--- Exercise goal ---
Search the data for the word "Эксмо" and copy every line where it occurs.

--- Record set ---
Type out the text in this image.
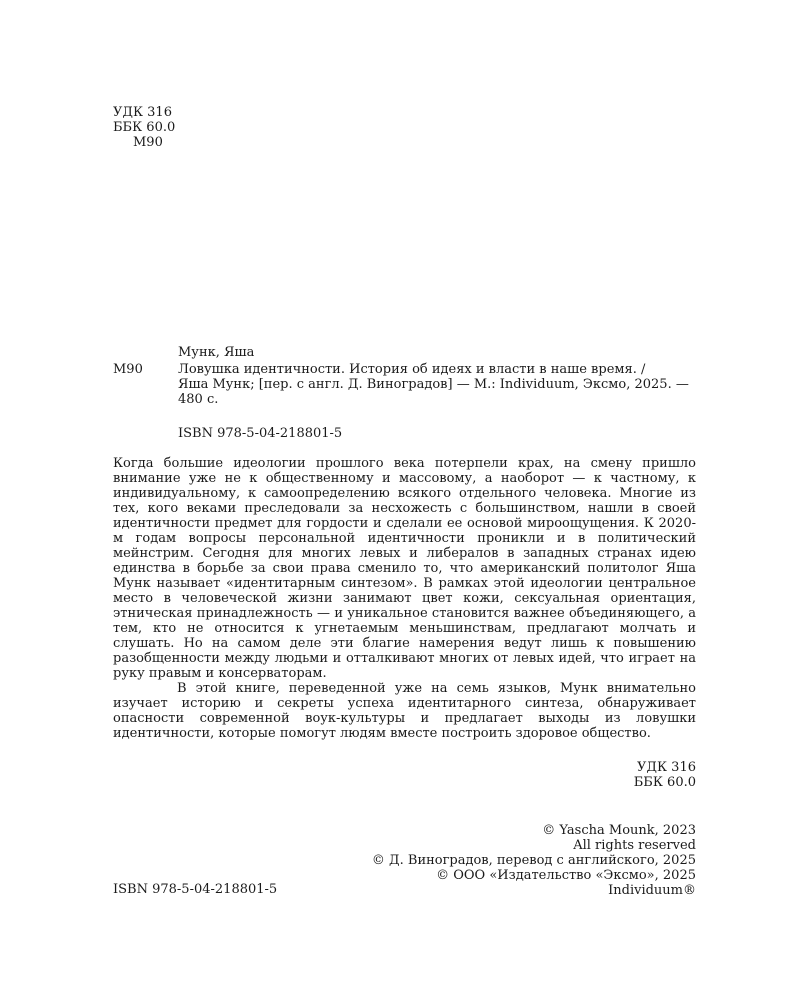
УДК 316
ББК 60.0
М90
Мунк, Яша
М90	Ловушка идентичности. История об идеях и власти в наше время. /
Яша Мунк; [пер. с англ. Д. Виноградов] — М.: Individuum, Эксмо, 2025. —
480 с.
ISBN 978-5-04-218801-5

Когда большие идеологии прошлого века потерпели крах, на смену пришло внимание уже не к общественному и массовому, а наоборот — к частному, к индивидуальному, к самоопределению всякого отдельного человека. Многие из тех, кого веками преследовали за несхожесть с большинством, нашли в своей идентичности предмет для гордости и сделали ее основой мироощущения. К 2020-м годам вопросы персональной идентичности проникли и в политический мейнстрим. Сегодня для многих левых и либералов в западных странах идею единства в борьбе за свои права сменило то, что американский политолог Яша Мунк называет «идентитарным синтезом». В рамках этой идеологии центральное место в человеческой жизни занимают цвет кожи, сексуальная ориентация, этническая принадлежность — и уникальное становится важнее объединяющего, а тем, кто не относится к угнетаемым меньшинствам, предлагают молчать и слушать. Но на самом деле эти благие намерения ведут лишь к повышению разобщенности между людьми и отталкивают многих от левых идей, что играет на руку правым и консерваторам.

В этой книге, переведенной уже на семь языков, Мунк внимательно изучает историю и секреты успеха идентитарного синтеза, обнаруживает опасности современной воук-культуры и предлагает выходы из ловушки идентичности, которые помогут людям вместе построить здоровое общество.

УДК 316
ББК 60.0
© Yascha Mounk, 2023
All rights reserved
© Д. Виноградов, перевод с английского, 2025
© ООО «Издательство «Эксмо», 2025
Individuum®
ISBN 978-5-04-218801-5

...

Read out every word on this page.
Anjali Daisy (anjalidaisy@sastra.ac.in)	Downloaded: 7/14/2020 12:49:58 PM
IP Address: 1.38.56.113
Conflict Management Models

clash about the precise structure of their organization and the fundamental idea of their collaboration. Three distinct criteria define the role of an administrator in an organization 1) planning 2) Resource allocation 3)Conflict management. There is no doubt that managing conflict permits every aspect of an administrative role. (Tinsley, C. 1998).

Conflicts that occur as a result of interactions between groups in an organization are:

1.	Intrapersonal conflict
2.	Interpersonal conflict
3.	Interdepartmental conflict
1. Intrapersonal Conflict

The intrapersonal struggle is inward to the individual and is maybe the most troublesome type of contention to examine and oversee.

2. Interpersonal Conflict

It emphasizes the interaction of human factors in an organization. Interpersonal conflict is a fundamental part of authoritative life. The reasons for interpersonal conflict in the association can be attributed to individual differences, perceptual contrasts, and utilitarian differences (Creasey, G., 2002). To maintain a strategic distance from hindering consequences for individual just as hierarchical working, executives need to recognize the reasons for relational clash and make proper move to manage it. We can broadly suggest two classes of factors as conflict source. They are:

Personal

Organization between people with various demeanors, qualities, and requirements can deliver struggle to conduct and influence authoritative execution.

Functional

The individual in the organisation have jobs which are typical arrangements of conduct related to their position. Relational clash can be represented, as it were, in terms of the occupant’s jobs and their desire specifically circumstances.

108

--- Result for this task ---
Яша Мунк; [пер. с англ. Д. Виноградов] — М.: Individuum, Эксмо, 2025. —
© ООО «Издательство «Эксмо», 2025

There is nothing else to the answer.